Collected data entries
______________________________

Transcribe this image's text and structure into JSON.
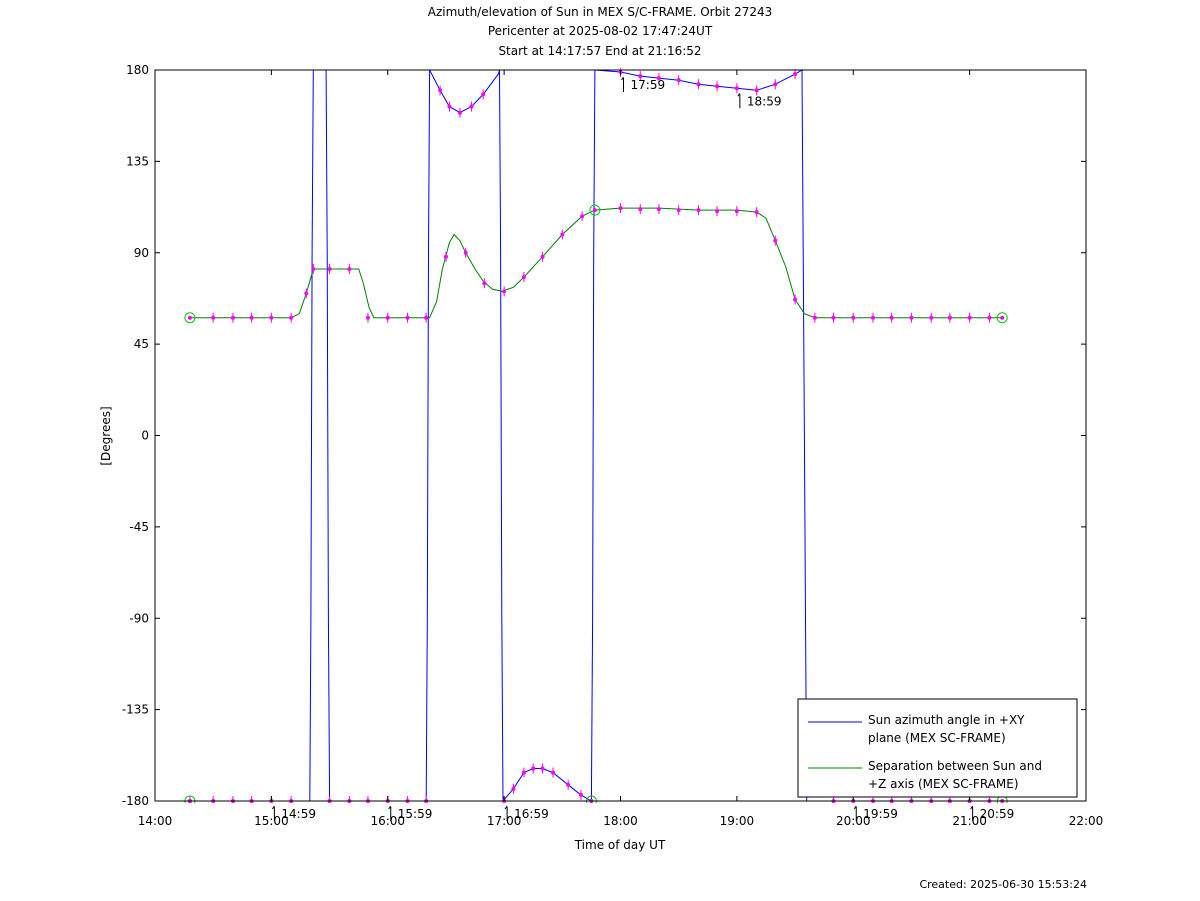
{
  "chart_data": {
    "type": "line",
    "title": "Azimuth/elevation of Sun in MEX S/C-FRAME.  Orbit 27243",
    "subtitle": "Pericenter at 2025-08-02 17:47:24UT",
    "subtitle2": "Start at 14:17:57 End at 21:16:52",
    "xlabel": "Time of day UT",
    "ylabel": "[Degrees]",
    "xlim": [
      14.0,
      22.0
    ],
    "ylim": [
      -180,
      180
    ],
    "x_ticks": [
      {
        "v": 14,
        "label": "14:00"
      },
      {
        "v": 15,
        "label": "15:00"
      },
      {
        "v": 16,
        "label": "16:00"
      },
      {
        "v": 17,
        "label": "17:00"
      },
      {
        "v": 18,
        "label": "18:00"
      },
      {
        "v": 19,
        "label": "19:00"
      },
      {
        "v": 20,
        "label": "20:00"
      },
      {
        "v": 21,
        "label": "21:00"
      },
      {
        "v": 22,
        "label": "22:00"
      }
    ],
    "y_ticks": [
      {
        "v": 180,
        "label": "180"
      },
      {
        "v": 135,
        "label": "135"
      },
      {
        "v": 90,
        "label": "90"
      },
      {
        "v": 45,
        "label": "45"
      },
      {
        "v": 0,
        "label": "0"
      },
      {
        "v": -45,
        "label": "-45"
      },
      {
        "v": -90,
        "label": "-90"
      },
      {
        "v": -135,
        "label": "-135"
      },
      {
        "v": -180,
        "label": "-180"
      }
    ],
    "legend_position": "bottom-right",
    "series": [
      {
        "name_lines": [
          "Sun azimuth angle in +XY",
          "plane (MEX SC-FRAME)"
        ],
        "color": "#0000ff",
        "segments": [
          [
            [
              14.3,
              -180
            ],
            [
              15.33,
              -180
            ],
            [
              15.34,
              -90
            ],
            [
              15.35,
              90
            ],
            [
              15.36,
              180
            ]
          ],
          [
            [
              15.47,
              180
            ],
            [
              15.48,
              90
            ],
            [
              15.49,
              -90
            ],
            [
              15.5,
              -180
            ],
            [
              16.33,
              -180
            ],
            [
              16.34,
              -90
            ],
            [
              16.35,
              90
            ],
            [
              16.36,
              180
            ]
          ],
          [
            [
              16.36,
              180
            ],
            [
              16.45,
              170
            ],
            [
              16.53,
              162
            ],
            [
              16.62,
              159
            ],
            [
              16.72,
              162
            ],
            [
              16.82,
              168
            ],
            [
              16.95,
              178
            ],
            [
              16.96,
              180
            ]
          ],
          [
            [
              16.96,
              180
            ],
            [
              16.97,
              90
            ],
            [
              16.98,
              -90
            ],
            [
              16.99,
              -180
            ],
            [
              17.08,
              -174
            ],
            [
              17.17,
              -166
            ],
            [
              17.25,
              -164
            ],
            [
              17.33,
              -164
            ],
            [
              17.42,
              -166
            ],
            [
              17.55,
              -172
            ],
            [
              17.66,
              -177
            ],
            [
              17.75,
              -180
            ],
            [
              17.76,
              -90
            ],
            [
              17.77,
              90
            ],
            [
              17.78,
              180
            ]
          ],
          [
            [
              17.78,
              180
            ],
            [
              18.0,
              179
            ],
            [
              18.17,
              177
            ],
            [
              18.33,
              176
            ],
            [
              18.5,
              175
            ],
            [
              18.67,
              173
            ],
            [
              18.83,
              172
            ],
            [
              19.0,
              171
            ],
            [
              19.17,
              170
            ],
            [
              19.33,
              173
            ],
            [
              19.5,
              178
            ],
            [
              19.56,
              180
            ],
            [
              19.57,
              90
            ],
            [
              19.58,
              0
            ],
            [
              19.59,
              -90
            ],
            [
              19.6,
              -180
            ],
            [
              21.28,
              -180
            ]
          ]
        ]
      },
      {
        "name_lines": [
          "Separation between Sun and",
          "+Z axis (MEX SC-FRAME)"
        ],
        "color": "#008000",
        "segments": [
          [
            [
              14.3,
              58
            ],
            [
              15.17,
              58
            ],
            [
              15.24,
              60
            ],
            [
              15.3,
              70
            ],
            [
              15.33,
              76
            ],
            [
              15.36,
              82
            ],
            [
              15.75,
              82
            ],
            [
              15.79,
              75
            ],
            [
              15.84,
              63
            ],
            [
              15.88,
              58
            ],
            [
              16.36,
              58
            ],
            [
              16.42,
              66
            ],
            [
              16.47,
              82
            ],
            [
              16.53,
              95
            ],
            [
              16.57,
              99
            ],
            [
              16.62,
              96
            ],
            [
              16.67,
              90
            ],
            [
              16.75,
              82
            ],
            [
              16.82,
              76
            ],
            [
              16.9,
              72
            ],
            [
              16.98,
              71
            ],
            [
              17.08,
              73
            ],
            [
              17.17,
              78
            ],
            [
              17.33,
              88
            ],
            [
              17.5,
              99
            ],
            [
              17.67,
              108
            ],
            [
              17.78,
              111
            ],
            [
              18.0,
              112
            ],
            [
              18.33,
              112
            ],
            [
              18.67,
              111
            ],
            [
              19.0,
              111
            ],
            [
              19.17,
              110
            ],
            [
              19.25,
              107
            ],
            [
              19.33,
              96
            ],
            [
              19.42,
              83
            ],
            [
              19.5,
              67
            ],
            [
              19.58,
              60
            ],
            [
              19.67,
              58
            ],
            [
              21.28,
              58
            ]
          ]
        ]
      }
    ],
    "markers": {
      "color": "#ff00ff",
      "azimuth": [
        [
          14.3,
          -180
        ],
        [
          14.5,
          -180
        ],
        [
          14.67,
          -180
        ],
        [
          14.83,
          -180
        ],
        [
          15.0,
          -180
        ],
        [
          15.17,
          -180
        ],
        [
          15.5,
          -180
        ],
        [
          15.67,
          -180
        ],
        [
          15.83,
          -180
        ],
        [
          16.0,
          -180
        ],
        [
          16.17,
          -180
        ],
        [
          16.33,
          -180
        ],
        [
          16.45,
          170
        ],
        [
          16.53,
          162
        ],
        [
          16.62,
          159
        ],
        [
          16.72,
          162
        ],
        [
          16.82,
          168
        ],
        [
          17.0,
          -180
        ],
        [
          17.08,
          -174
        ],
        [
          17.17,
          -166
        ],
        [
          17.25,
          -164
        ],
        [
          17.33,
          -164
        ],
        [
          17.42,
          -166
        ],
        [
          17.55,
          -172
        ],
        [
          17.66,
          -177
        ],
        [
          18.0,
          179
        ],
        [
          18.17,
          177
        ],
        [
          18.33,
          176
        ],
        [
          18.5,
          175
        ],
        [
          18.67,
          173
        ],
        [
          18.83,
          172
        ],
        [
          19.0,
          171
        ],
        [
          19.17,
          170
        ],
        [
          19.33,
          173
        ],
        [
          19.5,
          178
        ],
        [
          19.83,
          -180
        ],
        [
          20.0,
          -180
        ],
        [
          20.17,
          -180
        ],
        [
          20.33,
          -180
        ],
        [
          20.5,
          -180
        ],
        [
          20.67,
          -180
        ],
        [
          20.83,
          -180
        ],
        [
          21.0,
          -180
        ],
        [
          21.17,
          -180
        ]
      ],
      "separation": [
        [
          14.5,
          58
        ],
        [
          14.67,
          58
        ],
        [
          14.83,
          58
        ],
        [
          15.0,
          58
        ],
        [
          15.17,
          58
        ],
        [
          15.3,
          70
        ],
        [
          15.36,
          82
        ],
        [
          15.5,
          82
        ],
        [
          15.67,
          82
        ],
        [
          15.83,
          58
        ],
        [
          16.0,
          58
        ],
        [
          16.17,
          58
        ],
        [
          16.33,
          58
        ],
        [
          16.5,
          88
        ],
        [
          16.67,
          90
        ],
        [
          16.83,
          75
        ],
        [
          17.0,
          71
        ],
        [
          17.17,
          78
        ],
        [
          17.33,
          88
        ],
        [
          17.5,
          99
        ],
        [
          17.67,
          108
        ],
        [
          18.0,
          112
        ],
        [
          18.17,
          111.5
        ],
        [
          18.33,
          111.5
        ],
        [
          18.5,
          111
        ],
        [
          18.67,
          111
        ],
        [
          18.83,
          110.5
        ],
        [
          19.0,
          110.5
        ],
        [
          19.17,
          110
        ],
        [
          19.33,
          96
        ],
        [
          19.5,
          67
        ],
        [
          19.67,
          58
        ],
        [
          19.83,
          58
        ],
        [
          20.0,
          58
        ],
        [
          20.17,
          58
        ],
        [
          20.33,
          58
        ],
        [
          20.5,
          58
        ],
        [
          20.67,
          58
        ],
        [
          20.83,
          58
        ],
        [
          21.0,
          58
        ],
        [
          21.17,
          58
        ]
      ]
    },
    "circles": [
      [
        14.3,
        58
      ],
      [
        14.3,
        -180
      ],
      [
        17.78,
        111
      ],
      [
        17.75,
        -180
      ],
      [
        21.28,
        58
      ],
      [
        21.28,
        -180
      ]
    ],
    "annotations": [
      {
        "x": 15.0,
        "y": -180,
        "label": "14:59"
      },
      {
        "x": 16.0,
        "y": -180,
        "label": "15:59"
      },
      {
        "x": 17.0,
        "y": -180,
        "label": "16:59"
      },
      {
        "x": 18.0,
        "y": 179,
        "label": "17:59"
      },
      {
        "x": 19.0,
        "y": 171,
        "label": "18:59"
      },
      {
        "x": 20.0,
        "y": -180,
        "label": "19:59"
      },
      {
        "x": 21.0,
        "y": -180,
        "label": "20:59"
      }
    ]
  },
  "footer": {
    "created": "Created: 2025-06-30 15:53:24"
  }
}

______________________________

## TASK TO COMPLETE:
Using the listing, copy every line where the word "color" shows up.

## SOLUTION:
        "color": "#0000ff",
        "color": "#008000",
      "color": "#ff00ff",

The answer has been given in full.